• Exercise goal: Your task is to quote the material that follows, in full and exactly.

• Material for this exercise:
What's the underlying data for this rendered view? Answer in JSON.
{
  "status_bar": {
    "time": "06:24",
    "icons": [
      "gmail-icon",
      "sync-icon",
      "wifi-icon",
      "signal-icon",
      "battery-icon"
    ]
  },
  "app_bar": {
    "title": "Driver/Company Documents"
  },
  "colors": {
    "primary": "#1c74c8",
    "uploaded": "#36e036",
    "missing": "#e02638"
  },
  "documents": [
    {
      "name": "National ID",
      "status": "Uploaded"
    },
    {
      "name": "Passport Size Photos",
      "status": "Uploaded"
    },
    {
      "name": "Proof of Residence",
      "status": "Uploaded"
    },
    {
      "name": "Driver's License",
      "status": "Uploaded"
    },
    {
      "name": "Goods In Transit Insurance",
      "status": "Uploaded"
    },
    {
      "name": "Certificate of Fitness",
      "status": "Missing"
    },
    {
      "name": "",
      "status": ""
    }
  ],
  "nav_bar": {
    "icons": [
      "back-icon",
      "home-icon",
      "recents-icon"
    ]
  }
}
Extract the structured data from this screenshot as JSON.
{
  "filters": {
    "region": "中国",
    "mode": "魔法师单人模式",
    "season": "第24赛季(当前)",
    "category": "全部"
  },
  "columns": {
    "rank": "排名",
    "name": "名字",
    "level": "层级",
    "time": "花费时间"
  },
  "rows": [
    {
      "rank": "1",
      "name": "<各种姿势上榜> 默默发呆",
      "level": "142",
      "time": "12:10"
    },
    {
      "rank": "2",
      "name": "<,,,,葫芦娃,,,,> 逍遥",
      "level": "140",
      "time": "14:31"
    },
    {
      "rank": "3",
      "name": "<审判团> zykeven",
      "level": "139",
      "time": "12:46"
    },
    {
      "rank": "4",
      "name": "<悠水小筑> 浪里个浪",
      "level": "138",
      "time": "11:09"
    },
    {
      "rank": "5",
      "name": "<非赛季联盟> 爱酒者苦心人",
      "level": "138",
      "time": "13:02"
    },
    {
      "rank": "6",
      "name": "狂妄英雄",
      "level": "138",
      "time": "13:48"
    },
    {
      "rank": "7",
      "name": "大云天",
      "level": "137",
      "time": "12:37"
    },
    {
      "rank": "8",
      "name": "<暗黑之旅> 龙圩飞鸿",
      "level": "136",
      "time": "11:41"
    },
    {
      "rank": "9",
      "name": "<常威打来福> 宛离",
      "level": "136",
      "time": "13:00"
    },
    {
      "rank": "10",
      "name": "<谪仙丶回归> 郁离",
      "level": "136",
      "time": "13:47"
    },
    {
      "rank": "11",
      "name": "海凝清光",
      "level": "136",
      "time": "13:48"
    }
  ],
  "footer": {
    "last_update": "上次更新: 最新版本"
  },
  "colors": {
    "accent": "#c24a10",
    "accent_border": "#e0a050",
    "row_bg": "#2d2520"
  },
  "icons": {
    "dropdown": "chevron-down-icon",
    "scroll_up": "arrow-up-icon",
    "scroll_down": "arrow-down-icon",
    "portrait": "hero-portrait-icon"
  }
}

• The result:
What's the underlying data for this rendered view? Answer in JSON.
{
  "status_bar": {
    "time": "06:24",
    "icons": [
      "gmail-icon",
      "sync-icon",
      "wifi-icon",
      "signal-icon",
      "battery-icon"
    ]
  },
  "app_bar": {
    "title": "Driver/Company Documents"
  },
  "colors": {
    "primary": "#1c74c8",
    "uploaded": "#36e036",
    "missing": "#e02638"
  },
  "documents": [
    {
      "name": "National ID",
      "status": "Uploaded"
    },
    {
      "name": "Passport Size Photos",
      "status": "Uploaded"
    },
    {
      "name": "Proof of Residence",
      "status": "Uploaded"
    },
    {
      "name": "Driver's License",
      "status": "Uploaded"
    },
    {
      "name": "Goods In Transit Insurance",
      "status": "Uploaded"
    },
    {
      "name": "Certificate of Fitness",
      "status": "Missing"
    },
    {
      "name": "",
      "status": ""
    }
  ],
  "nav_bar": {
    "icons": [
      "back-icon",
      "home-icon",
      "recents-icon"
    ]
  }
}
Extract the structured data from this screenshot as JSON.
{
  "filters": {
    "region": "中国",
    "mode": "魔法师单人模式",
    "season": "第24赛季(当前)",
    "category": "全部"
  },
  "columns": {
    "rank": "排名",
    "name": "名字",
    "level": "层级",
    "time": "花费时间"
  },
  "rows": [
    {
      "rank": "1",
      "name": "<各种姿势上榜> 默默发呆",
      "level": "142",
      "time": "12:10"
    },
    {
      "rank": "2",
      "name": "<,,,,葫芦娃,,,,> 逍遥",
      "level": "140",
      "time": "14:31"
    },
    {
      "rank": "3",
      "name": "<审判团> zykeven",
      "level": "139",
      "time": "12:46"
    },
    {
      "rank": "4",
      "name": "<悠水小筑> 浪里个浪",
      "level": "138",
      "time": "11:09"
    },
    {
      "rank": "5",
      "name": "<非赛季联盟> 爱酒者苦心人",
      "level": "138",
      "time": "13:02"
    },
    {
      "rank": "6",
      "name": "狂妄英雄",
      "level": "138",
      "time": "13:48"
    },
    {
      "rank": "7",
      "name": "大云天",
      "level": "137",
      "time": "12:37"
    },
    {
      "rank": "8",
      "name": "<暗黑之旅> 龙圩飞鸿",
      "level": "136",
      "time": "11:41"
    },
    {
      "rank": "9",
      "name": "<常威打来福> 宛离",
      "level": "136",
      "time": "13:00"
    },
    {
      "rank": "10",
      "name": "<谪仙丶回归> 郁离",
      "level": "136",
      "time": "13:47"
    },
    {
      "rank": "11",
      "name": "海凝清光",
      "level": "136",
      "time": "13:48"
    }
  ],
  "footer": {
    "last_update": "上次更新: 最新版本"
  },
  "colors": {
    "accent": "#c24a10",
    "accent_border": "#e0a050",
    "row_bg": "#2d2520"
  },
  "icons": {
    "dropdown": "chevron-down-icon",
    "scroll_up": "arrow-up-icon",
    "scroll_down": "arrow-down-icon",
    "portrait": "hero-portrait-icon"
  }
}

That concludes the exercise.